[Data items]
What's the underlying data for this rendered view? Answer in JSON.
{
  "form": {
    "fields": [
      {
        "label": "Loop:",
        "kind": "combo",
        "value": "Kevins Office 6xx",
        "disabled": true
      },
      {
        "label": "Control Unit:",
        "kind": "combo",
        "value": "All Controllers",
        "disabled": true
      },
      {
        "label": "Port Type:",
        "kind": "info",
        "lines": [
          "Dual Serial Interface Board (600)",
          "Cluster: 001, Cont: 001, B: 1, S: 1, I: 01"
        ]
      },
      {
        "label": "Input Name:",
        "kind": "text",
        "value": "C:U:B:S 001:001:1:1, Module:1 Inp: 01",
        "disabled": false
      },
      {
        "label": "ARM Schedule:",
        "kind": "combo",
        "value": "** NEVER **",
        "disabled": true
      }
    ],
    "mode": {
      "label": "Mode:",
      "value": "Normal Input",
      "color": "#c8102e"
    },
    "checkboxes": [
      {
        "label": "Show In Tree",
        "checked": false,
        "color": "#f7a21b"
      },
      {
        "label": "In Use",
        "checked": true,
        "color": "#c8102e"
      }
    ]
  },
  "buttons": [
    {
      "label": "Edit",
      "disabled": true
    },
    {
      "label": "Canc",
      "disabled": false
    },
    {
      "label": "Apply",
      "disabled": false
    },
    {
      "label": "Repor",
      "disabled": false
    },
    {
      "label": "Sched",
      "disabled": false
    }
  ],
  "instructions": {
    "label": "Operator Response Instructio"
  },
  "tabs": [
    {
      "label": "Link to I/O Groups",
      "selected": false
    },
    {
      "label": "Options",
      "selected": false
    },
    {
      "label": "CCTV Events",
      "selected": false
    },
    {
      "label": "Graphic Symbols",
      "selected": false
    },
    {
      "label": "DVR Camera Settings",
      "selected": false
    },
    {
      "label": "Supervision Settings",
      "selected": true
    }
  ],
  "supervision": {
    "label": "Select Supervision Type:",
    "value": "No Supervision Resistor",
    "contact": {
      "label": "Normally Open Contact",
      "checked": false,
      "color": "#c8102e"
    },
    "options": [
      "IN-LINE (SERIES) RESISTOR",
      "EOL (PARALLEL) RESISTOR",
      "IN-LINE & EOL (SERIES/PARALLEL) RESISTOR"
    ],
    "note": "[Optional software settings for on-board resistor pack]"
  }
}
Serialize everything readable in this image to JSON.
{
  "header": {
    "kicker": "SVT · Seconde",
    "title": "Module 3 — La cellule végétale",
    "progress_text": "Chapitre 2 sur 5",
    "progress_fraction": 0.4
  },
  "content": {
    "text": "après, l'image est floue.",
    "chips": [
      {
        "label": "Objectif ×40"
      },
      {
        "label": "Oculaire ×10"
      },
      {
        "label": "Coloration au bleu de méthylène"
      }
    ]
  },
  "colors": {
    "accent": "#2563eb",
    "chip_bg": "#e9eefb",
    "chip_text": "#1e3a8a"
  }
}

- _EXERCISE PROMPT_
Copy out the material word for word and line for line.

- _ANSWER TO THE TASK_
What's the underlying data for this rendered view? Answer in JSON.
{
  "form": {
    "fields": [
      {
        "label": "Loop:",
        "kind": "combo",
        "value": "Kevins Office 6xx",
        "disabled": true
      },
      {
        "label": "Control Unit:",
        "kind": "combo",
        "value": "All Controllers",
        "disabled": true
      },
      {
        "label": "Port Type:",
        "kind": "info",
        "lines": [
          "Dual Serial Interface Board (600)",
          "Cluster: 001, Cont: 001, B: 1, S: 1, I: 01"
        ]
      },
      {
        "label": "Input Name:",
        "kind": "text",
        "value": "C:U:B:S 001:001:1:1, Module:1 Inp: 01",
        "disabled": false
      },
      {
        "label": "ARM Schedule:",
        "kind": "combo",
        "value": "** NEVER **",
        "disabled": true
      }
    ],
    "mode": {
      "label": "Mode:",
      "value": "Normal Input",
      "color": "#c8102e"
    },
    "checkboxes": [
      {
        "label": "Show In Tree",
        "checked": false,
        "color": "#f7a21b"
      },
      {
        "label": "In Use",
        "checked": true,
        "color": "#c8102e"
      }
    ]
  },
  "buttons": [
    {
      "label": "Edit",
      "disabled": true
    },
    {
      "label": "Canc",
      "disabled": false
    },
    {
      "label": "Apply",
      "disabled": false
    },
    {
      "label": "Repor",
      "disabled": false
    },
    {
      "label": "Sched",
      "disabled": false
    }
  ],
  "instructions": {
    "label": "Operator Response Instructio"
  },
  "tabs": [
    {
      "label": "Link to I/O Groups",
      "selected": false
    },
    {
      "label": "Options",
      "selected": false
    },
    {
      "label": "CCTV Events",
      "selected": false
    },
    {
      "label": "Graphic Symbols",
      "selected": false
    },
    {
      "label": "DVR Camera Settings",
      "selected": false
    },
    {
      "label": "Supervision Settings",
      "selected": true
    }
  ],
  "supervision": {
    "label": "Select Supervision Type:",
    "value": "No Supervision Resistor",
    "contact": {
      "label": "Normally Open Contact",
      "checked": false,
      "color": "#c8102e"
    },
    "options": [
      "IN-LINE (SERIES) RESISTOR",
      "EOL (PARALLEL) RESISTOR",
      "IN-LINE & EOL (SERIES/PARALLEL) RESISTOR"
    ],
    "note": "[Optional software settings for on-board resistor pack]"
  }
}
Serialize everything readable in this image to JSON.
{
  "header": {
    "kicker": "SVT · Seconde",
    "title": "Module 3 — La cellule végétale",
    "progress_text": "Chapitre 2 sur 5",
    "progress_fraction": 0.4
  },
  "content": {
    "text": "après, l'image est floue.",
    "chips": [
      {
        "label": "Objectif ×40"
      },
      {
        "label": "Oculaire ×10"
      },
      {
        "label": "Coloration au bleu de méthylène"
      }
    ]
  },
  "colors": {
    "accent": "#2563eb",
    "chip_bg": "#e9eefb",
    "chip_text": "#1e3a8a"
  }
}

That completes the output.